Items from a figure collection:
——

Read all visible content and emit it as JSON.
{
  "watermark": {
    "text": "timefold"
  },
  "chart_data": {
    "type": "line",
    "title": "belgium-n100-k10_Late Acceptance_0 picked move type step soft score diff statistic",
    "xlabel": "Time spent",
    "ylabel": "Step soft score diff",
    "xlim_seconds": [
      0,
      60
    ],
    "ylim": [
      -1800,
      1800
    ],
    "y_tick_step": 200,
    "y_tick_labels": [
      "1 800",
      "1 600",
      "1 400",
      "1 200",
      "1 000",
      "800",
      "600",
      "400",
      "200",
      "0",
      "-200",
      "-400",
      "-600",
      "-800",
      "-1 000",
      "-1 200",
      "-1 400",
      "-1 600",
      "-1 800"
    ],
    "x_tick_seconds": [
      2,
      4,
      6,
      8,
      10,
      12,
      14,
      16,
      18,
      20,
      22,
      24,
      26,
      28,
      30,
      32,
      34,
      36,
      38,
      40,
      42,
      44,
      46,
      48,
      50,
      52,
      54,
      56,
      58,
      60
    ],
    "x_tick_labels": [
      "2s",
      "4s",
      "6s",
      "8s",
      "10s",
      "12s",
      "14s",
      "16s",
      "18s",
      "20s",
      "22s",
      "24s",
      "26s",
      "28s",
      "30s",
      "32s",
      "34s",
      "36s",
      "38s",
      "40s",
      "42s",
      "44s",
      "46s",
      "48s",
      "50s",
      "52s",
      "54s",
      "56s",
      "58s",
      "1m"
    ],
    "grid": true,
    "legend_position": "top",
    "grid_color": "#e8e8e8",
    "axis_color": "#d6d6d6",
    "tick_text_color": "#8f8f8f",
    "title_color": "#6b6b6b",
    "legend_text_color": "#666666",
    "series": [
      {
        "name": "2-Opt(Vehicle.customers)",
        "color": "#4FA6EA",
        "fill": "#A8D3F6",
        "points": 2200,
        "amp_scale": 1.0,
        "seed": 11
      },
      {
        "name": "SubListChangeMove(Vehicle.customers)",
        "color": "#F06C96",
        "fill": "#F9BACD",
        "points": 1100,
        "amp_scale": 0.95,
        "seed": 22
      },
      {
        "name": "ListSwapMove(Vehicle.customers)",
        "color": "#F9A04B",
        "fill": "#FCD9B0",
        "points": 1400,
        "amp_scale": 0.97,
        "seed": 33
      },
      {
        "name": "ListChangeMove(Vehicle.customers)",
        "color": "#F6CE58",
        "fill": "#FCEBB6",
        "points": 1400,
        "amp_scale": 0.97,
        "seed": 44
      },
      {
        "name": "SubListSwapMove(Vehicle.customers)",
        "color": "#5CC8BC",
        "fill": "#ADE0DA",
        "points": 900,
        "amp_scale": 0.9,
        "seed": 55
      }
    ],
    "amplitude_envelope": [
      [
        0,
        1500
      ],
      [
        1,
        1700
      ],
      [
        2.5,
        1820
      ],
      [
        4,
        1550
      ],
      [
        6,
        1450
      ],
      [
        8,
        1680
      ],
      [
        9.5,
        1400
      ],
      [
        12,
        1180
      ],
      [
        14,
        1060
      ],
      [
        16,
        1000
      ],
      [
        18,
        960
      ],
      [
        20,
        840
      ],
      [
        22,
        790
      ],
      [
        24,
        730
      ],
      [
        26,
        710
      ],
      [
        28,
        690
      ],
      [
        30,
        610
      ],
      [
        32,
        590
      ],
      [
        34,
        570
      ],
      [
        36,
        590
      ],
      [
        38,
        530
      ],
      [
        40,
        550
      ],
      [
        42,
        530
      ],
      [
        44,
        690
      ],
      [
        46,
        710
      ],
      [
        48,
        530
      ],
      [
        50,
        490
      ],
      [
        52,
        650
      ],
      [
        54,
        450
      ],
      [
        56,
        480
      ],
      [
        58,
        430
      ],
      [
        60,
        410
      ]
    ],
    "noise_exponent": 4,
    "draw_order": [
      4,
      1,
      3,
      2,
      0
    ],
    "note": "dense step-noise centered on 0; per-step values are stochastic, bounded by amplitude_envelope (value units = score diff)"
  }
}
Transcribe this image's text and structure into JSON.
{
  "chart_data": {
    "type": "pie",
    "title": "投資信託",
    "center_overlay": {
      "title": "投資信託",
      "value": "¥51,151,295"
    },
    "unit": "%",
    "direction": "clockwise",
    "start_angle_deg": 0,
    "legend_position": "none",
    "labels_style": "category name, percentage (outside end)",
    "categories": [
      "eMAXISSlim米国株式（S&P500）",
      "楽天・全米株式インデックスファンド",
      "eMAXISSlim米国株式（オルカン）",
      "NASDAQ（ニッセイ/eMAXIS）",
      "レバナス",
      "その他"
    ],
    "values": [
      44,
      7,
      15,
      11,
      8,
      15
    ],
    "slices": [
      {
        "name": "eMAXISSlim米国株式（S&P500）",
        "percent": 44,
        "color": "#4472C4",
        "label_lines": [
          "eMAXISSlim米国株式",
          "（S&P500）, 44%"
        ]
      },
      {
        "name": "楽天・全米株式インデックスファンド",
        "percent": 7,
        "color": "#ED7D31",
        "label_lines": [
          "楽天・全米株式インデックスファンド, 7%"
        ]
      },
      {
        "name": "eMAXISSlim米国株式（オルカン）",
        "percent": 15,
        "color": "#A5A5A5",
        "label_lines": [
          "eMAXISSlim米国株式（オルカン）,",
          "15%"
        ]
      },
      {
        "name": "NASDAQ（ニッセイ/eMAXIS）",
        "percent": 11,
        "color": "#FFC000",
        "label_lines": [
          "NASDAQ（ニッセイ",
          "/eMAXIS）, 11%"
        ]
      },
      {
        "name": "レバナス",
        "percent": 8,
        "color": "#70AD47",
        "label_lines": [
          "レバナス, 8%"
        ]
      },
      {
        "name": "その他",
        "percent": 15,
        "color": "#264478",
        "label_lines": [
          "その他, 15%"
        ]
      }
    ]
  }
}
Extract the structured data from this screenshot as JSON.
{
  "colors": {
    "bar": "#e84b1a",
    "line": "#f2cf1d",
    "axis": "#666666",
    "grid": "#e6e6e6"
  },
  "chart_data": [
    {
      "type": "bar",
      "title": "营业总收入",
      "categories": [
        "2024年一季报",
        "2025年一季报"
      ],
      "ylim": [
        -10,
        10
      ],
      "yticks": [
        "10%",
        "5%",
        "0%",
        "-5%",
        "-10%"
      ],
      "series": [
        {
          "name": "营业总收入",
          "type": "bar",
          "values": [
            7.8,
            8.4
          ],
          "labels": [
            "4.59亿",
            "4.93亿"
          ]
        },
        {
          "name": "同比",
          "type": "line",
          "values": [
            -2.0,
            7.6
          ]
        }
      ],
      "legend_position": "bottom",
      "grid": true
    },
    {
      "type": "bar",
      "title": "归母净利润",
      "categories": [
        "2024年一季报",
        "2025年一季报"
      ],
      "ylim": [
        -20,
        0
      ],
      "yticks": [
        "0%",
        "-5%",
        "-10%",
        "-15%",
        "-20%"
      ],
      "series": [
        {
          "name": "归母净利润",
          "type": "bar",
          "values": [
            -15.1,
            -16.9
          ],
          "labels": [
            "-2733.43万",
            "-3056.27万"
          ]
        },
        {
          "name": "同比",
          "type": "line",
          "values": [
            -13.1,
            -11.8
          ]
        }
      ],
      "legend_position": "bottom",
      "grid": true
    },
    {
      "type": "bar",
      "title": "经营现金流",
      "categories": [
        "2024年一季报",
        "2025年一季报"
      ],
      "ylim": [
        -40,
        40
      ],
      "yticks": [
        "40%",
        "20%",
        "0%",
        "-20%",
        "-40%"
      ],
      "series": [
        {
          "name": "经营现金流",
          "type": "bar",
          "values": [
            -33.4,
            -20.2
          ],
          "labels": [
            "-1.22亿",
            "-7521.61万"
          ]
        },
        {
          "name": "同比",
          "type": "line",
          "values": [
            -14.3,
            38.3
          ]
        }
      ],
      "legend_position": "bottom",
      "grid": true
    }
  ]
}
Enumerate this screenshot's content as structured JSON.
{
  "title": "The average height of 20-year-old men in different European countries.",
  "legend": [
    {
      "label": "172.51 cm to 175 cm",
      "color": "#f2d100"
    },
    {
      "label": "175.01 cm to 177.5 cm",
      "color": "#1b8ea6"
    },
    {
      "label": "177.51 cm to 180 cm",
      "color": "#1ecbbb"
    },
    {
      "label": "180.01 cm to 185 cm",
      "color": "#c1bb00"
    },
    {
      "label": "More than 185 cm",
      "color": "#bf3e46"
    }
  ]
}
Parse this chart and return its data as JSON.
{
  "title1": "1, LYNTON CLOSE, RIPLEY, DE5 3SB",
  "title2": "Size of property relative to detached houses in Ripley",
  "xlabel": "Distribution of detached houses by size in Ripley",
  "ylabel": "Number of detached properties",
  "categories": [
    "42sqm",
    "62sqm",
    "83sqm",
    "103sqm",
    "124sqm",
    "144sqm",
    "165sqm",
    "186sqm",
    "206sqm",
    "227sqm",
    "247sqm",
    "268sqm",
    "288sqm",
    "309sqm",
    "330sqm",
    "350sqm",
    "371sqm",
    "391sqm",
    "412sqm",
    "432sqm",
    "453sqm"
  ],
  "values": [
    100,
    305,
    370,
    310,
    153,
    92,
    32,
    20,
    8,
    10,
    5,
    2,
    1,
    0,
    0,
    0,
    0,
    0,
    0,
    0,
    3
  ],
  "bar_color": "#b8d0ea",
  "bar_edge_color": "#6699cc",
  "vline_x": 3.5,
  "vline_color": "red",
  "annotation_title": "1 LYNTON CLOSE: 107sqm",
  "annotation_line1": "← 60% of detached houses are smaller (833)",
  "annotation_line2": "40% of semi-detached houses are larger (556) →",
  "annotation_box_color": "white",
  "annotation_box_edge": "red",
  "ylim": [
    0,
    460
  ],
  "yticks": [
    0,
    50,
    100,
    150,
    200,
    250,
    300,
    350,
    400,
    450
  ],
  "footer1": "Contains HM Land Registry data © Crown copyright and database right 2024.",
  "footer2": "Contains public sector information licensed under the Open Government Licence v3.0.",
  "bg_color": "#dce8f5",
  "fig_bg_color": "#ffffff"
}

——

◆ **Problem to solve**: Starting with the line that contains "Parse this chart and return its data as JSON.", repeat each line through the last one exactly as it appears. Include both ends and nothing more.

◆ **Written solution**:
Parse this chart and return its data as JSON.
{
  "title1": "1, LYNTON CLOSE, RIPLEY, DE5 3SB",
  "title2": "Size of property relative to detached houses in Ripley",
  "xlabel": "Distribution of detached houses by size in Ripley",
  "ylabel": "Number of detached properties",
  "categories": [
    "42sqm",
    "62sqm",
    "83sqm",
    "103sqm",
    "124sqm",
    "144sqm",
    "165sqm",
    "186sqm",
    "206sqm",
    "227sqm",
    "247sqm",
    "268sqm",
    "288sqm",
    "309sqm",
    "330sqm",
    "350sqm",
    "371sqm",
    "391sqm",
    "412sqm",
    "432sqm",
    "453sqm"
  ],
  "values": [
    100,
    305,
    370,
    310,
    153,
    92,
    32,
    20,
    8,
    10,
    5,
    2,
    1,
    0,
    0,
    0,
    0,
    0,
    0,
    0,
    3
  ],
  "bar_color": "#b8d0ea",
  "bar_edge_color": "#6699cc",
  "vline_x": 3.5,
  "vline_color": "red",
  "annotation_title": "1 LYNTON CLOSE: 107sqm",
  "annotation_line1": "← 60% of detached houses are smaller (833)",
  "annotation_line2": "40% of semi-detached houses are larger (556) →",
  "annotation_box_color": "white",
  "annotation_box_edge": "red",
  "ylim": [
    0,
    460
  ],
  "yticks": [
    0,
    50,
    100,
    150,
    200,
    250,
    300,
    350,
    400,
    450
  ],
  "footer1": "Contains HM Land Registry data © Crown copyright and database right 2024.",
  "footer2": "Contains public sector information licensed under the Open Government Licence v3.0.",
  "bg_color": "#dce8f5",
  "fig_bg_color": "#ffffff"
}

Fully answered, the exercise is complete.